Goal: Copy the lines holding the word "principales", all of them.

Extracted data:
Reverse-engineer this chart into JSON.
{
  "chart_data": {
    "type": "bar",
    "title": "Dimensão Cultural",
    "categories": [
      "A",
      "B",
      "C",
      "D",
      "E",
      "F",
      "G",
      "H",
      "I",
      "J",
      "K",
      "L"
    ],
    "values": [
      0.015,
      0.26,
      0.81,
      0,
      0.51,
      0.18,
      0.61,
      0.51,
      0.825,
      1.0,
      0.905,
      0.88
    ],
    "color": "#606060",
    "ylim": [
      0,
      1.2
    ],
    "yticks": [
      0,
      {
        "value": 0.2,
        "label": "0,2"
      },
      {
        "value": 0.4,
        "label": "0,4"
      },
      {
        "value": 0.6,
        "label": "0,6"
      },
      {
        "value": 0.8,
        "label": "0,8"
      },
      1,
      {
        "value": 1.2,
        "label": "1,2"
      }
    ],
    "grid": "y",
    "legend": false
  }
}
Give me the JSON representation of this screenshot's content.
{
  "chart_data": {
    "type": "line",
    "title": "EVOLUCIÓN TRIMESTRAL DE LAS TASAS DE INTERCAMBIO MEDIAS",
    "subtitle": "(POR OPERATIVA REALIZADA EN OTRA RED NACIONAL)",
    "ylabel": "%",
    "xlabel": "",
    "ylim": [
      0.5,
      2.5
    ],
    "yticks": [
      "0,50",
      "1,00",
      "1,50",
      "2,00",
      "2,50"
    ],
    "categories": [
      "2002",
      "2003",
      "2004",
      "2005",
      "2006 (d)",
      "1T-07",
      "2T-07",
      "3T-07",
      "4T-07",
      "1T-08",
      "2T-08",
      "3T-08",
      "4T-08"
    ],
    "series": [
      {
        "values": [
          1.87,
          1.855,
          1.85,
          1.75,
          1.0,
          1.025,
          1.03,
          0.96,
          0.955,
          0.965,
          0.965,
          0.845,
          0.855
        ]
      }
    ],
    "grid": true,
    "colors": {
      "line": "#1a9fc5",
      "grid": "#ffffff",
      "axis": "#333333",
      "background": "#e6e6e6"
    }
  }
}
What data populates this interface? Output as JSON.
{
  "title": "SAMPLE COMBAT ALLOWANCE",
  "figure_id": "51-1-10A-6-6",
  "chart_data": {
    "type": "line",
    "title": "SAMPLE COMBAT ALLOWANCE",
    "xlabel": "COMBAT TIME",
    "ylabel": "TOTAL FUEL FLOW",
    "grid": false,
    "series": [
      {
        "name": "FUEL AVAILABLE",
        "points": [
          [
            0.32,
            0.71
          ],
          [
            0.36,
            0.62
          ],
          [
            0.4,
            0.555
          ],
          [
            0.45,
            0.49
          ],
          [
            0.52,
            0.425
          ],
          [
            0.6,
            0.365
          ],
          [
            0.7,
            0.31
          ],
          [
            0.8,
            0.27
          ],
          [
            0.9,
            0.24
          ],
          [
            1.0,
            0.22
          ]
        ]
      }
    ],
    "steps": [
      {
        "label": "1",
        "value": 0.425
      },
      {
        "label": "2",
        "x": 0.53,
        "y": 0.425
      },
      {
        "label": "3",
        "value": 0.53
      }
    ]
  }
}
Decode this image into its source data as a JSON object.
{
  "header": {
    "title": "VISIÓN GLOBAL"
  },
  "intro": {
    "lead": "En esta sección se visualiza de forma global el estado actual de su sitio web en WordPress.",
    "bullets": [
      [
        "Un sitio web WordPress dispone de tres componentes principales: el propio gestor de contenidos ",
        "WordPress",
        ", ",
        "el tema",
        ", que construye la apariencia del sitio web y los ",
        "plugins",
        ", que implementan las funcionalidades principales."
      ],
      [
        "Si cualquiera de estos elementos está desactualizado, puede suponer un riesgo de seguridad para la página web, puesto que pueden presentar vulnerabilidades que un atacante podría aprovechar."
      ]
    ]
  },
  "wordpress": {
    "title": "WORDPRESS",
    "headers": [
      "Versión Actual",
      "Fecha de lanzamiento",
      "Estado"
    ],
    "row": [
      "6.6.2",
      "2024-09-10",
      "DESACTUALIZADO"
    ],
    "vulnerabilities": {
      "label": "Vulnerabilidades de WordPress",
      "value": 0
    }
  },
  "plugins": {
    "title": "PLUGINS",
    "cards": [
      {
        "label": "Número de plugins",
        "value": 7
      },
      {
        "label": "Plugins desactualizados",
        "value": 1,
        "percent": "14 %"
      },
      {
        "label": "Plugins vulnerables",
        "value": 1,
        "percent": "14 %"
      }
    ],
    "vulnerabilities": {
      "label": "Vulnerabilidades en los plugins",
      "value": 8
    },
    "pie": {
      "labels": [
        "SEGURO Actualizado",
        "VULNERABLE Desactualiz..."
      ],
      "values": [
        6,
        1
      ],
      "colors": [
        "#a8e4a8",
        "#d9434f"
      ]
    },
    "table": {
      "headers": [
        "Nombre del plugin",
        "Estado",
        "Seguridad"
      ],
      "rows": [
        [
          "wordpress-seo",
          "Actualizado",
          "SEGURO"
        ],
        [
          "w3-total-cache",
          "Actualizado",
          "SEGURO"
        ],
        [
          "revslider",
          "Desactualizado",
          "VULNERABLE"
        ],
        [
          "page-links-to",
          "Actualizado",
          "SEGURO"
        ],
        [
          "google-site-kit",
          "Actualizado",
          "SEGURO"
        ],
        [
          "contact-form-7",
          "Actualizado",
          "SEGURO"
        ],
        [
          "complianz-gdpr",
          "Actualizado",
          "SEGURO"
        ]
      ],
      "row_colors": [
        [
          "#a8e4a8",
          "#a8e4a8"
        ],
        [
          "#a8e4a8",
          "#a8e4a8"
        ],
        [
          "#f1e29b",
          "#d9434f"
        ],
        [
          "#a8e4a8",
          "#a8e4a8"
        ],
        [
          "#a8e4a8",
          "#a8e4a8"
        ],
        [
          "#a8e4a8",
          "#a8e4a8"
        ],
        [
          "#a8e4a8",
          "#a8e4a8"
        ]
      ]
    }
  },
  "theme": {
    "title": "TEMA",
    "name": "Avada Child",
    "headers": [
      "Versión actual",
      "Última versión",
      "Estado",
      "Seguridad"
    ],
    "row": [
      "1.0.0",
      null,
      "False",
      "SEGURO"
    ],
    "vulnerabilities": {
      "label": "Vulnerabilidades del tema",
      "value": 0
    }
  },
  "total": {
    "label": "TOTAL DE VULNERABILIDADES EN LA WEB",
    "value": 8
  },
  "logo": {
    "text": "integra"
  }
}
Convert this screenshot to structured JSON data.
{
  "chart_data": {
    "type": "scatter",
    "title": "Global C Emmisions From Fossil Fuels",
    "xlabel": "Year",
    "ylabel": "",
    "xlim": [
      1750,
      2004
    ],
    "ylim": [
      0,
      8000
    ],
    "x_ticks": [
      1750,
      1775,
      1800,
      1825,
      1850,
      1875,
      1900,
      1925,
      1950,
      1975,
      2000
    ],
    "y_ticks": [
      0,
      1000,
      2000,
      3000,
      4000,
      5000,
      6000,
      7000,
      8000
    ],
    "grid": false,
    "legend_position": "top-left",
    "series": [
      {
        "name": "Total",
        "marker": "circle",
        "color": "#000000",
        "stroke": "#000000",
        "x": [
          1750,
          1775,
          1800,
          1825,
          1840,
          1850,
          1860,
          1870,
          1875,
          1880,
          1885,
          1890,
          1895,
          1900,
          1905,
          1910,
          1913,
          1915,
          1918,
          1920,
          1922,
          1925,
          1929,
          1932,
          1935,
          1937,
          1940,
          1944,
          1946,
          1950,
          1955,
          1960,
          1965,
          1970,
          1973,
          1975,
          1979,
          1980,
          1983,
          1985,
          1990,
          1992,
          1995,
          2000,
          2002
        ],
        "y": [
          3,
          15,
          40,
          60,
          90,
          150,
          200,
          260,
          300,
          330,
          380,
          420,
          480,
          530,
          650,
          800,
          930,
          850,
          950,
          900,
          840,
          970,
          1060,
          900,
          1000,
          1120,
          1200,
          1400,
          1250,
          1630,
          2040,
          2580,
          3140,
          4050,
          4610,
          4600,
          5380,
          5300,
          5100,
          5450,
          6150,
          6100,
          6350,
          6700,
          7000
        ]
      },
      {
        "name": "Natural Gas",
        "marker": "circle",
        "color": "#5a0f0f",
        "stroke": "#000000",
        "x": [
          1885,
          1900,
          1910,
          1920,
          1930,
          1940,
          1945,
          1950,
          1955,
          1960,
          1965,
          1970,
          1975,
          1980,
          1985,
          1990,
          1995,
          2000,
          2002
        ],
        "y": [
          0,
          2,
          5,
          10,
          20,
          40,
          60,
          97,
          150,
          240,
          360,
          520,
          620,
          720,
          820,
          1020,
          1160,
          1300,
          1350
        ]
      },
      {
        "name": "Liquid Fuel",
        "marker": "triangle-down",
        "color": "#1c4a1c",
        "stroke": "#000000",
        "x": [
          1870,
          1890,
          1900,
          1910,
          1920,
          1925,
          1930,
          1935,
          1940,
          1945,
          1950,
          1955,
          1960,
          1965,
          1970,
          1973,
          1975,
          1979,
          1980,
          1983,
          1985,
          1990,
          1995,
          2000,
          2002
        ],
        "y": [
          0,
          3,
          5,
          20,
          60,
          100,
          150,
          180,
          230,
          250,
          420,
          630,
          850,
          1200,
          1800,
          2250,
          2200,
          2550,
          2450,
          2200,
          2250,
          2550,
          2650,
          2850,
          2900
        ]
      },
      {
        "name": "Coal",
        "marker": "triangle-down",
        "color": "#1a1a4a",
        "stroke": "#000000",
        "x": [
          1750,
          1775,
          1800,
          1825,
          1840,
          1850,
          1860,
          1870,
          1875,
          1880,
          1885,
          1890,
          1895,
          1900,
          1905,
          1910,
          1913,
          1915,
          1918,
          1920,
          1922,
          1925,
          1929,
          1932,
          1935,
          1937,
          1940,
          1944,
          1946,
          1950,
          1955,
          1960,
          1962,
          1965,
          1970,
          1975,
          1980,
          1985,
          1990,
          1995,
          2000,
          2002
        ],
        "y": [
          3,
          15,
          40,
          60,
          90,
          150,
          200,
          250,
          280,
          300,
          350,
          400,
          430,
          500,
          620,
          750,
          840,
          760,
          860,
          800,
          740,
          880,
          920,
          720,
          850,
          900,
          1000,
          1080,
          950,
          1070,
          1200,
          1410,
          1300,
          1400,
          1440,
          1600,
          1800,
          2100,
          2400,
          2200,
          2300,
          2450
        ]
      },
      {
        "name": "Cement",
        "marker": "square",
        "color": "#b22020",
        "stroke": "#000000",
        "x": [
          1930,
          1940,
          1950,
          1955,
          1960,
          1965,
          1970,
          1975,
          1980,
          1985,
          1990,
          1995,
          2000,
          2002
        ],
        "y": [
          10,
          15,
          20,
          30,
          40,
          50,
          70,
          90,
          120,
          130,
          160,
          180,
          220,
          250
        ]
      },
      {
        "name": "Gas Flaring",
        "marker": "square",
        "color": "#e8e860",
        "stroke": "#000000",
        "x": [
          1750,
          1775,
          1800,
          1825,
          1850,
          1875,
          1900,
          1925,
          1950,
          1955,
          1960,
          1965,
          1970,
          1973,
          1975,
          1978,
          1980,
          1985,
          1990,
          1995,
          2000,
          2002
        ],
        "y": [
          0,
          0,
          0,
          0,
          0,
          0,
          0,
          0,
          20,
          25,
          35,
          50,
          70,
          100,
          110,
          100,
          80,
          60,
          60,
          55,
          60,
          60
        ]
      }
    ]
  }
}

Expected output:
        "Un sitio web WordPress dispone de tres componentes principales: el propio gestor de contenidos ",
        ", que implementan las funcionalidades principales."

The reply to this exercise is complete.